(Stored data entries)

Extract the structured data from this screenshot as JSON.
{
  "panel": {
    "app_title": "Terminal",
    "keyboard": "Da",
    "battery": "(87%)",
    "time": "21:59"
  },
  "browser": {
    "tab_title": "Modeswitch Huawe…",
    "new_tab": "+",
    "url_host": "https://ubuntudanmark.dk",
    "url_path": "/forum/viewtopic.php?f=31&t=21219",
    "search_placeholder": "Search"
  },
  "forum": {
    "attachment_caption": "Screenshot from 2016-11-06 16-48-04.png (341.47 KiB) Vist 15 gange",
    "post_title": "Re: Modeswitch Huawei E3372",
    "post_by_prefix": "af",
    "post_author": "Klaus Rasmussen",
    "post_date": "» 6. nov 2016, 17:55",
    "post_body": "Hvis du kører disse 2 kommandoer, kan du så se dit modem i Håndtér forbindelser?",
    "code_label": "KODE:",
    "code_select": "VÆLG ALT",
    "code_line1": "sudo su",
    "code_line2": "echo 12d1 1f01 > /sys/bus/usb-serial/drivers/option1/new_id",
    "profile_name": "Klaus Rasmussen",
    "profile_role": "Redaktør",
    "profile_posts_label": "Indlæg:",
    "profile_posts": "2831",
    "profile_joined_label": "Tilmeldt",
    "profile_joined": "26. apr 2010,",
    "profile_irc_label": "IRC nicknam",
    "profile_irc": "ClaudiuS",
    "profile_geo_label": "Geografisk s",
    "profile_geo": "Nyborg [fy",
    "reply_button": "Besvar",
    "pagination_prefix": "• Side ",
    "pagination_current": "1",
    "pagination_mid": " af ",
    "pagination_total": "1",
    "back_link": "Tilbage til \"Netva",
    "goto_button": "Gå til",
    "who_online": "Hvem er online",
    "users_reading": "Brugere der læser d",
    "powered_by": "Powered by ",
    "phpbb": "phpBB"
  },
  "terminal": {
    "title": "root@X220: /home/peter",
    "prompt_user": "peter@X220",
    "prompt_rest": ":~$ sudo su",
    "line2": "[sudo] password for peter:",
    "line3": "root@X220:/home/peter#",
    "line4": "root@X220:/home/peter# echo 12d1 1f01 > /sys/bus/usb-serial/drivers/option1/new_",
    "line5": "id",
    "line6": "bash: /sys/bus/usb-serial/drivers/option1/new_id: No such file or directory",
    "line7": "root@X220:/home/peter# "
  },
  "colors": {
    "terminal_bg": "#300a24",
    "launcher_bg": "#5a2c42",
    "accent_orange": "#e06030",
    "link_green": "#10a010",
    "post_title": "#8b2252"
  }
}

> DIRECTION: Retype the records that precede this task, keeping them exactly the same.

> RESULT FOR THIS TASK:
Extract the structured data from this screenshot as JSON.
{
  "panel": {
    "app_title": "Terminal",
    "keyboard": "Da",
    "battery": "(87%)",
    "time": "21:59"
  },
  "browser": {
    "tab_title": "Modeswitch Huawe…",
    "new_tab": "+",
    "url_host": "https://ubuntudanmark.dk",
    "url_path": "/forum/viewtopic.php?f=31&t=21219",
    "search_placeholder": "Search"
  },
  "forum": {
    "attachment_caption": "Screenshot from 2016-11-06 16-48-04.png (341.47 KiB) Vist 15 gange",
    "post_title": "Re: Modeswitch Huawei E3372",
    "post_by_prefix": "af",
    "post_author": "Klaus Rasmussen",
    "post_date": "» 6. nov 2016, 17:55",
    "post_body": "Hvis du kører disse 2 kommandoer, kan du så se dit modem i Håndtér forbindelser?",
    "code_label": "KODE:",
    "code_select": "VÆLG ALT",
    "code_line1": "sudo su",
    "code_line2": "echo 12d1 1f01 > /sys/bus/usb-serial/drivers/option1/new_id",
    "profile_name": "Klaus Rasmussen",
    "profile_role": "Redaktør",
    "profile_posts_label": "Indlæg:",
    "profile_posts": "2831",
    "profile_joined_label": "Tilmeldt",
    "profile_joined": "26. apr 2010,",
    "profile_irc_label": "IRC nicknam",
    "profile_irc": "ClaudiuS",
    "profile_geo_label": "Geografisk s",
    "profile_geo": "Nyborg [fy",
    "reply_button": "Besvar",
    "pagination_prefix": "• Side ",
    "pagination_current": "1",
    "pagination_mid": " af ",
    "pagination_total": "1",
    "back_link": "Tilbage til \"Netva",
    "goto_button": "Gå til",
    "who_online": "Hvem er online",
    "users_reading": "Brugere der læser d",
    "powered_by": "Powered by ",
    "phpbb": "phpBB"
  },
  "terminal": {
    "title": "root@X220: /home/peter",
    "prompt_user": "peter@X220",
    "prompt_rest": ":~$ sudo su",
    "line2": "[sudo] password for peter:",
    "line3": "root@X220:/home/peter#",
    "line4": "root@X220:/home/peter# echo 12d1 1f01 > /sys/bus/usb-serial/drivers/option1/new_",
    "line5": "id",
    "line6": "bash: /sys/bus/usb-serial/drivers/option1/new_id: No such file or directory",
    "line7": "root@X220:/home/peter# "
  },
  "colors": {
    "terminal_bg": "#300a24",
    "launcher_bg": "#5a2c42",
    "accent_orange": "#e06030",
    "link_green": "#10a010",
    "post_title": "#8b2252"
  }
}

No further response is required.